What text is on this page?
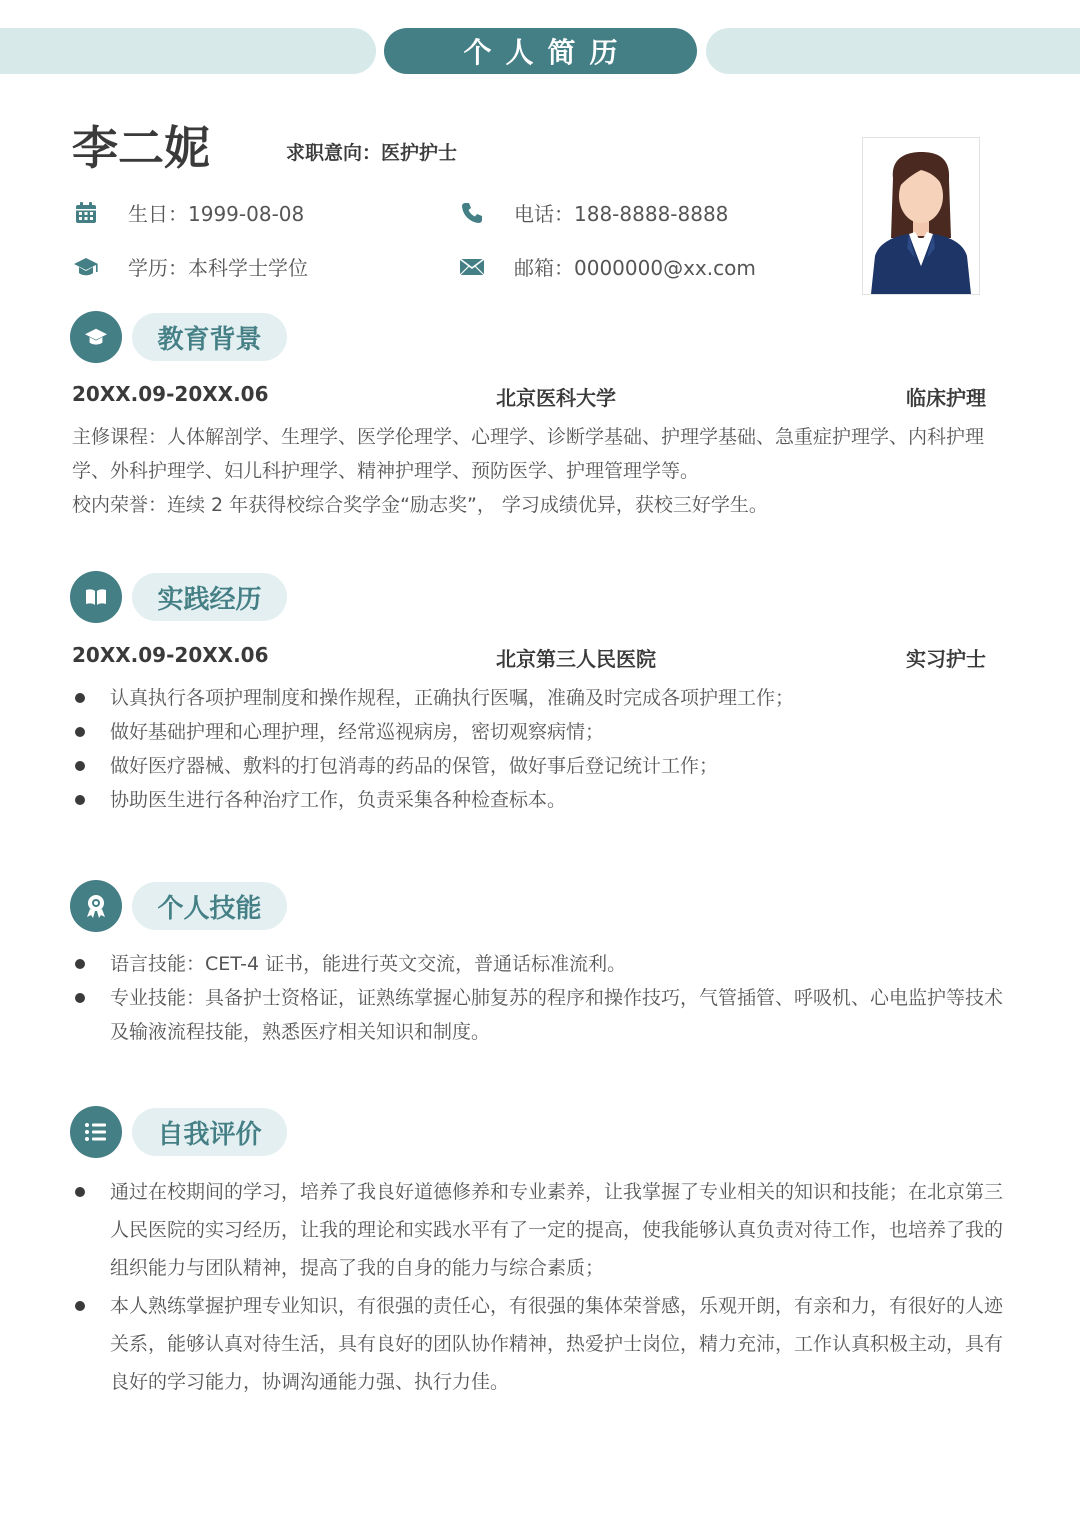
个人简历
李二妮	求职意向：医护护士
生日：1999-08-08	电话：188-8888-8888
学历：本科学士学位	邮箱：0000000@xx.com
教育背景
20XX.09-20XX.06	北京医科大学	临床护理

主修课程：人体解剖学、生理学、医学伦理学、心理学、诊断学基础、护理学基础、急重症护理学、内科护理学、外科护理学、妇儿科护理学、精神护理学、预防医学、护理管理学等。

校内荣誉：连续 2 年获得校综合奖学金“励志奖”， 学习成绩优异，获校三好学生。

实践经历
20XX.09-20XX.06	北京第三人民医院	实习护士
认真执行各项护理制度和操作规程，正确执行医嘱，准确及时完成各项护理工作；
做好基础护理和心理护理，经常巡视病房，密切观察病情；
做好医疗器械、敷料的打包消毒的药品的保管，做好事后登记统计工作；
协助医生进行各种治疗工作，负责采集各种检查标本。
个人技能
语言技能：CET-4 证书，能进行英文交流，普通话标准流利。
专业技能：具备护士资格证，证熟练掌握心肺复苏的程序和操作技巧，气管插管、呼吸机、心电监护等技术及输液流程技能，熟悉医疗相关知识和制度。
自我评价
通过在校期间的学习，培养了我良好道德修养和专业素养，让我掌握了专业相关的知识和技能；在北京第三人民医院的实习经历，让我的理论和实践水平有了一定的提高，使我能够认真负责对待工作，也培养了我的组织能力与团队精神，提高了我的自身的能力与综合素质；
本人熟练掌握护理专业知识，有很强的责任心，有很强的集体荣誉感，乐观开朗，有亲和力，有很好的人迹关系，能够认真对待生活，具有良好的团队协作精神，热爱护士岗位，精力充沛，工作认真积极主动，具有良好的学习能力，协调沟通能力强、执行力佳。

####################

### Exercise directions:
Every record above should be written out again without change, except that the pictures are left out.

### Finished answer:
What text is on this page?
个人简历
李二妮	求职意向：医护护士
生日：1999-08-08	电话：188-8888-8888
学历：本科学士学位	邮箱：0000000@xx.com
教育背景
20XX.09-20XX.06	北京医科大学	临床护理

主修课程：人体解剖学、生理学、医学伦理学、心理学、诊断学基础、护理学基础、急重症护理学、内科护理学、外科护理学、妇儿科护理学、精神护理学、预防医学、护理管理学等。

校内荣誉：连续 2 年获得校综合奖学金“励志奖”， 学习成绩优异，获校三好学生。

实践经历
20XX.09-20XX.06	北京第三人民医院	实习护士
认真执行各项护理制度和操作规程，正确执行医嘱，准确及时完成各项护理工作；
做好基础护理和心理护理，经常巡视病房，密切观察病情；
做好医疗器械、敷料的打包消毒的药品的保管，做好事后登记统计工作；
协助医生进行各种治疗工作，负责采集各种检查标本。
个人技能
语言技能：CET-4 证书，能进行英文交流，普通话标准流利。
专业技能：具备护士资格证，证熟练掌握心肺复苏的程序和操作技巧，气管插管、呼吸机、心电监护等技术及输液流程技能，熟悉医疗相关知识和制度。
自我评价
通过在校期间的学习，培养了我良好道德修养和专业素养，让我掌握了专业相关的知识和技能；在北京第三人民医院的实习经历，让我的理论和实践水平有了一定的提高，使我能够认真负责对待工作，也培养了我的组织能力与团队精神，提高了我的自身的能力与综合素质；
本人熟练掌握护理专业知识，有很强的责任心，有很强的集体荣誉感，乐观开朗，有亲和力，有很好的人迹关系，能够认真对待生活，具有良好的团队协作精神，热爱护士岗位，精力充沛，工作认真积极主动，具有良好的学习能力，协调沟通能力强、执行力佳。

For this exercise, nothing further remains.